Work to do: Search the material for the string "Ações", then return every line where it is found.

Input rows:
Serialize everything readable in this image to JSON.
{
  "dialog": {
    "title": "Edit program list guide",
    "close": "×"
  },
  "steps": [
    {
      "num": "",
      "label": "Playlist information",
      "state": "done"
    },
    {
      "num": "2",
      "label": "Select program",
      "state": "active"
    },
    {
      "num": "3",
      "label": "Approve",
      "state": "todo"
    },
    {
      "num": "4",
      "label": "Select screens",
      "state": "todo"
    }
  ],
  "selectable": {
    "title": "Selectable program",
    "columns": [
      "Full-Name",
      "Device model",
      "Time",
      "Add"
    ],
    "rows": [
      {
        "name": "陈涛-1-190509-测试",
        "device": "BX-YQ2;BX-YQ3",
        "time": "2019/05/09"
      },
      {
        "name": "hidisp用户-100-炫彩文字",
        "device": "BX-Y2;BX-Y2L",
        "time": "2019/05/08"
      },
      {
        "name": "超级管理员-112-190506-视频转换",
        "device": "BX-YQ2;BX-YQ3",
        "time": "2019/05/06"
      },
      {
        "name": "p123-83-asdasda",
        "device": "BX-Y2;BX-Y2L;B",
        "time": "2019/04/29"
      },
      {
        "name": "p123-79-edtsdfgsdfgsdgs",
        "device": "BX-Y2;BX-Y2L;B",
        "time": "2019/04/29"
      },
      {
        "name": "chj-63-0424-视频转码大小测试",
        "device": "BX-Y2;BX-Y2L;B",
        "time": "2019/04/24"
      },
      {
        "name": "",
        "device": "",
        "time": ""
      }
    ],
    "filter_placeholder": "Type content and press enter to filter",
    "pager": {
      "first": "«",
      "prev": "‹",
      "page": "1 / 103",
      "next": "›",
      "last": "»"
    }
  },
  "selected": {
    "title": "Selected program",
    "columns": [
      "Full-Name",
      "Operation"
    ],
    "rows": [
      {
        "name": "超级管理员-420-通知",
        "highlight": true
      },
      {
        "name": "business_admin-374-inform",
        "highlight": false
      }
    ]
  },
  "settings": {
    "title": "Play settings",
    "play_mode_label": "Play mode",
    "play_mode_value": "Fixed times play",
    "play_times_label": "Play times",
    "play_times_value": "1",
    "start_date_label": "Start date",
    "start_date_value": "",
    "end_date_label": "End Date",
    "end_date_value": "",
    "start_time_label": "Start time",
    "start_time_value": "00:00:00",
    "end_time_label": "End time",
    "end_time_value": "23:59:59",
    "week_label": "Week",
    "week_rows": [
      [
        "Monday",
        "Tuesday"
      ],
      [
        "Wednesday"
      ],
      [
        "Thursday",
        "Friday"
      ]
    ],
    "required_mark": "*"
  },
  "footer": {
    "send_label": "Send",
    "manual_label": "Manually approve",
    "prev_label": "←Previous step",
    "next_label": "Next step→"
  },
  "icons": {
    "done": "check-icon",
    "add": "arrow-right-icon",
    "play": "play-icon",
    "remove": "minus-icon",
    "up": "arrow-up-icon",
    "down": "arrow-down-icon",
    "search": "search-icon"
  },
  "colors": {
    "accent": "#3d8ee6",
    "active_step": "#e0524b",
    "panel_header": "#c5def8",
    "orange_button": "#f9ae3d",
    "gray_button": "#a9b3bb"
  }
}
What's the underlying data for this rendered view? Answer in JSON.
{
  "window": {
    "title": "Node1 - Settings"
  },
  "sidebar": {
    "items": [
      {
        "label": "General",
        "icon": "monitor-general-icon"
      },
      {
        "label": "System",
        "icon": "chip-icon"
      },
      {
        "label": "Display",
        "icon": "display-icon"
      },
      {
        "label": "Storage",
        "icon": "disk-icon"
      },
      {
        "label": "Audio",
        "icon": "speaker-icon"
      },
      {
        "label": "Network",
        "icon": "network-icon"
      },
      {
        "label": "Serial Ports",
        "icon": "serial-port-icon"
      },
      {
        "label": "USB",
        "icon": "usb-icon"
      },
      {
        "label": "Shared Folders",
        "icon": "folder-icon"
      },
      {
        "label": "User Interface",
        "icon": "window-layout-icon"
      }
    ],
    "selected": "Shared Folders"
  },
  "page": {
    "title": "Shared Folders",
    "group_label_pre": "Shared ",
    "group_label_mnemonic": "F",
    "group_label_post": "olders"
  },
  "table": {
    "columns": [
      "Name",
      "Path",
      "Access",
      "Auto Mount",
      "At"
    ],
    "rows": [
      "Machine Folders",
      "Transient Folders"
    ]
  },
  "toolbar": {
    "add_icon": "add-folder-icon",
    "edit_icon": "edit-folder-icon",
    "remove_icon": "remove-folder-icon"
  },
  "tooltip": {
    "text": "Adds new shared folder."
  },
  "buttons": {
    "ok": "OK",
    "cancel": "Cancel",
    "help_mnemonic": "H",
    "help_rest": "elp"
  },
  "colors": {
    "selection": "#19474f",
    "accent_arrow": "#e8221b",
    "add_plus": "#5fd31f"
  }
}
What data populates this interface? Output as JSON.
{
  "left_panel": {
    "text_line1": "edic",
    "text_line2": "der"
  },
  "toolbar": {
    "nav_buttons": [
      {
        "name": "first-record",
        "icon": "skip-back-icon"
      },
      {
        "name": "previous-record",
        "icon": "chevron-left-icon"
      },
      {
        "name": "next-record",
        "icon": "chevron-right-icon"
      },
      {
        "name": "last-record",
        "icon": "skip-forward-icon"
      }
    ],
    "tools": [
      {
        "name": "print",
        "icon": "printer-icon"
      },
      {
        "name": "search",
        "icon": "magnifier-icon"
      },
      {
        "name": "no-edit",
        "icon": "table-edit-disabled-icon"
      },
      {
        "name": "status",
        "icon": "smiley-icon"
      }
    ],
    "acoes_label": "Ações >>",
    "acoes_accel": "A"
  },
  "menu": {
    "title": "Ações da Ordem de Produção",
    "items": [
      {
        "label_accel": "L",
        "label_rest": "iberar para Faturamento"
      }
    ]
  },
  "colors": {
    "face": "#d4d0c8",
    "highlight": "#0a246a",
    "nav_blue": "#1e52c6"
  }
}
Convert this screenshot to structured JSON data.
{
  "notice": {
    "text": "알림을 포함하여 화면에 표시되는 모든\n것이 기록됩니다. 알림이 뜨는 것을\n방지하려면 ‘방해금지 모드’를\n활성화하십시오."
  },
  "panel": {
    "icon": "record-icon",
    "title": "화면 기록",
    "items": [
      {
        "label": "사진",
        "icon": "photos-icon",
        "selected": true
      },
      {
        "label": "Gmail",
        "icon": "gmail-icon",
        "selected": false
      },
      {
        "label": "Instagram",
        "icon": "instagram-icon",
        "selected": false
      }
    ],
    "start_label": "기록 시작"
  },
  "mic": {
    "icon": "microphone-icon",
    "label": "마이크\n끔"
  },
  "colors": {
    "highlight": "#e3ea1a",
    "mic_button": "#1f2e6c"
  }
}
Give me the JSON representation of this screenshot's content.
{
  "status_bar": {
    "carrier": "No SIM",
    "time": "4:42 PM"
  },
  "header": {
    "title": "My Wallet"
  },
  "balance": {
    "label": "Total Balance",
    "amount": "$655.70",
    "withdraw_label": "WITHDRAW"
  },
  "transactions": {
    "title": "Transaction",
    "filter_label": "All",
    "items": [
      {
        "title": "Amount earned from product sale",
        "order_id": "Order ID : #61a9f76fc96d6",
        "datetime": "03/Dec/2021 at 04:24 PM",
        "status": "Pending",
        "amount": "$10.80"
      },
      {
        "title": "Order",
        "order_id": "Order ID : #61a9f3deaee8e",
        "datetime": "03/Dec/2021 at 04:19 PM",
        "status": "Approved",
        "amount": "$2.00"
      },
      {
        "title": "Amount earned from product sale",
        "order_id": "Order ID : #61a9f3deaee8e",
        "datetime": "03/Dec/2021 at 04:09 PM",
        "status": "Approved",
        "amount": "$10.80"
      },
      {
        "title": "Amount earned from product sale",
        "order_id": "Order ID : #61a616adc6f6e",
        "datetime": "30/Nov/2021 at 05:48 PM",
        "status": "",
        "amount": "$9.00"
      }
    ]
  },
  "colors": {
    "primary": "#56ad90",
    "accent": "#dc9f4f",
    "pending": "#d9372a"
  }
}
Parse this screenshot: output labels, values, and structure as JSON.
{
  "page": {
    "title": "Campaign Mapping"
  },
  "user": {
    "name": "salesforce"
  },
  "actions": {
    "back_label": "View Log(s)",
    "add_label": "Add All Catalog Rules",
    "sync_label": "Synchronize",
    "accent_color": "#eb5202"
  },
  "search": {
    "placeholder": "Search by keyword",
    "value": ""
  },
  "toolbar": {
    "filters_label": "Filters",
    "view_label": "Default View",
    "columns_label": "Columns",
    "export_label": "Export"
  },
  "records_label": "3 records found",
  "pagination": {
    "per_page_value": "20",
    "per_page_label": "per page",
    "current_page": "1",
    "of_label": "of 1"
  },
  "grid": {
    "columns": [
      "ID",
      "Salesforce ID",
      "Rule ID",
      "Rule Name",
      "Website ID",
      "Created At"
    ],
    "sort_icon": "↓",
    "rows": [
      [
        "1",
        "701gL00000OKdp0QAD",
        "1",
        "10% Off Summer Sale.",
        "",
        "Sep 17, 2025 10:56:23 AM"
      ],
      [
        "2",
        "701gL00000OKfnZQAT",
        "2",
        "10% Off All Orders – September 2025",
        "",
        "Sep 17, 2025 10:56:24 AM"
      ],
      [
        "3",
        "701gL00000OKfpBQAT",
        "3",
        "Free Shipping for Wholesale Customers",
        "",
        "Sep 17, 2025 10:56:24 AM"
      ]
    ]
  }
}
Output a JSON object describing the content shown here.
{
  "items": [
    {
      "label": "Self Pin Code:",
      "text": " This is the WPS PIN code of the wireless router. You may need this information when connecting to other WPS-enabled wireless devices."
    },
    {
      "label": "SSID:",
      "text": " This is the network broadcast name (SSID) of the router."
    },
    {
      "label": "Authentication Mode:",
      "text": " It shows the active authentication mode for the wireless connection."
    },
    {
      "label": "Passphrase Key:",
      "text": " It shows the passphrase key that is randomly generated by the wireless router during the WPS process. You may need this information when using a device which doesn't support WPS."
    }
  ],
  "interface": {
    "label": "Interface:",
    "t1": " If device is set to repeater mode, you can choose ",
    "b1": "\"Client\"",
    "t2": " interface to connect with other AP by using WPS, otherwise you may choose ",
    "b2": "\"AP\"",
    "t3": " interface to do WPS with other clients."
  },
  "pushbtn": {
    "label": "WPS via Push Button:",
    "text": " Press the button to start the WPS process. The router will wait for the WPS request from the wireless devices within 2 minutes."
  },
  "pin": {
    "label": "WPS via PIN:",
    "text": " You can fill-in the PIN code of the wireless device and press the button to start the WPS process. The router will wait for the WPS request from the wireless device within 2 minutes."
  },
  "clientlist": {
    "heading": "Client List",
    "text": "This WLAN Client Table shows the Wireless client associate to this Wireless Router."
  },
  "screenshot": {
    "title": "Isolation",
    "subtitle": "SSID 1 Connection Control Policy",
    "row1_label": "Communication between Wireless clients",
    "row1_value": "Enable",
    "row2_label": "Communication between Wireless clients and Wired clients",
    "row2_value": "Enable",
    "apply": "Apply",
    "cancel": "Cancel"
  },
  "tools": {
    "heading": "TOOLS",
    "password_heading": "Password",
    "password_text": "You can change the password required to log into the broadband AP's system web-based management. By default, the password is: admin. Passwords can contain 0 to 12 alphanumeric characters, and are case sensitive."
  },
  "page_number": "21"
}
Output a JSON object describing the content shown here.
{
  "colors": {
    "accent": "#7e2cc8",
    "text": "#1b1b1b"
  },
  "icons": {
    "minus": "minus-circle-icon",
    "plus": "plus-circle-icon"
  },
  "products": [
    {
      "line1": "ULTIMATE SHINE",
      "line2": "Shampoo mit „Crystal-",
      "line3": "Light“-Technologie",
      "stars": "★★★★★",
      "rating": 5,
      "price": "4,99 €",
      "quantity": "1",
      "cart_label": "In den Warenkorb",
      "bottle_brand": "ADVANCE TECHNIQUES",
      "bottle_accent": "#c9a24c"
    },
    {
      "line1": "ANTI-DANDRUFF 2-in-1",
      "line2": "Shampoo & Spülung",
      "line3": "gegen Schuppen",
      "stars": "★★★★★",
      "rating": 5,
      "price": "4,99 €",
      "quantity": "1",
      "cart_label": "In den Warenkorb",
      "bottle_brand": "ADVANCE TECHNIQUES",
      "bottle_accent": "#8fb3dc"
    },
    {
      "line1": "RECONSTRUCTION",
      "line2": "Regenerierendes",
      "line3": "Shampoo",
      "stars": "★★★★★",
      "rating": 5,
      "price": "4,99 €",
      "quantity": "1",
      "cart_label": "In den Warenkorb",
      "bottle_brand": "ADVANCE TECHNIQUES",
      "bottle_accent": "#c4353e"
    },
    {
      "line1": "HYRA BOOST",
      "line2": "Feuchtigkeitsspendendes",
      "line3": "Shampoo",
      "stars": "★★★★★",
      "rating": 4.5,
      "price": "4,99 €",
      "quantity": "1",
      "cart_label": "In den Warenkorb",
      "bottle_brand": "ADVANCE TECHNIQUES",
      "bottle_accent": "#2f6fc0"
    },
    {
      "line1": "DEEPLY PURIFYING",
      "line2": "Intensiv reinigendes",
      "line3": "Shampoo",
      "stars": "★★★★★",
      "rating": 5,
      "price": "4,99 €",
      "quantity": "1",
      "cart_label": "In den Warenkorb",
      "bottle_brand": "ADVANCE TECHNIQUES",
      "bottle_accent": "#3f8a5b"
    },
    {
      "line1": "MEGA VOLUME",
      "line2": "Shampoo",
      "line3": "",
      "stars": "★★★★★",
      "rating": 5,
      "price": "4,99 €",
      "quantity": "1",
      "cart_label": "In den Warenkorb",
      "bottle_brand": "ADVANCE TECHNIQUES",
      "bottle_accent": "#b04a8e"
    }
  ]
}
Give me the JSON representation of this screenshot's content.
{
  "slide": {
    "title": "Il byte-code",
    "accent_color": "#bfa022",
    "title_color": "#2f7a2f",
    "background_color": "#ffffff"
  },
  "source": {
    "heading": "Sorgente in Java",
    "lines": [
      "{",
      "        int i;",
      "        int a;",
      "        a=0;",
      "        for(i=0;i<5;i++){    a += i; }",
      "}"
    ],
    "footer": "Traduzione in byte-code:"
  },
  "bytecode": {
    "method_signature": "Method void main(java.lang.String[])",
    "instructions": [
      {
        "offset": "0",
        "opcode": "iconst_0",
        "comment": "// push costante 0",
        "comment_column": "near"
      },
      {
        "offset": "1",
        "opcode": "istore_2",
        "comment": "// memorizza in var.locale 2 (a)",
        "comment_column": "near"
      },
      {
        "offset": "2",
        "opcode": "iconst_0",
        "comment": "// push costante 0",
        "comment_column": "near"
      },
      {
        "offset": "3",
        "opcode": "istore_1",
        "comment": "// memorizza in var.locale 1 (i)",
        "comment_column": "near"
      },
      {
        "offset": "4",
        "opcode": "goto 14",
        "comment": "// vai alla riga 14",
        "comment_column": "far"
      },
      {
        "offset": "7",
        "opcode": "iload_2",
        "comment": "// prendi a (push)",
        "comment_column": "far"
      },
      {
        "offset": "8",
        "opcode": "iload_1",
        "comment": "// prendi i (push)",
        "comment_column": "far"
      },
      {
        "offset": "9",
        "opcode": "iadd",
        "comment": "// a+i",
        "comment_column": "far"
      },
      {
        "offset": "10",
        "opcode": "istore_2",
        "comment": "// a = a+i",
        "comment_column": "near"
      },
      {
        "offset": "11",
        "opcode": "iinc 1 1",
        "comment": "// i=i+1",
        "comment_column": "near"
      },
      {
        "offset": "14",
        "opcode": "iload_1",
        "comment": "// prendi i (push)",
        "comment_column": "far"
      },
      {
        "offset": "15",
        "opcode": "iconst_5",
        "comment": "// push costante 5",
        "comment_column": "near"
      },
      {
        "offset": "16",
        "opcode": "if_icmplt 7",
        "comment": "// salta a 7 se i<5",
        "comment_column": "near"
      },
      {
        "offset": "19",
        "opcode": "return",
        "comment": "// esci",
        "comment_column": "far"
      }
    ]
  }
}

The solution:
    "acoes_label": "Ações >>",
    "title": "Ações da Ordem de Produção",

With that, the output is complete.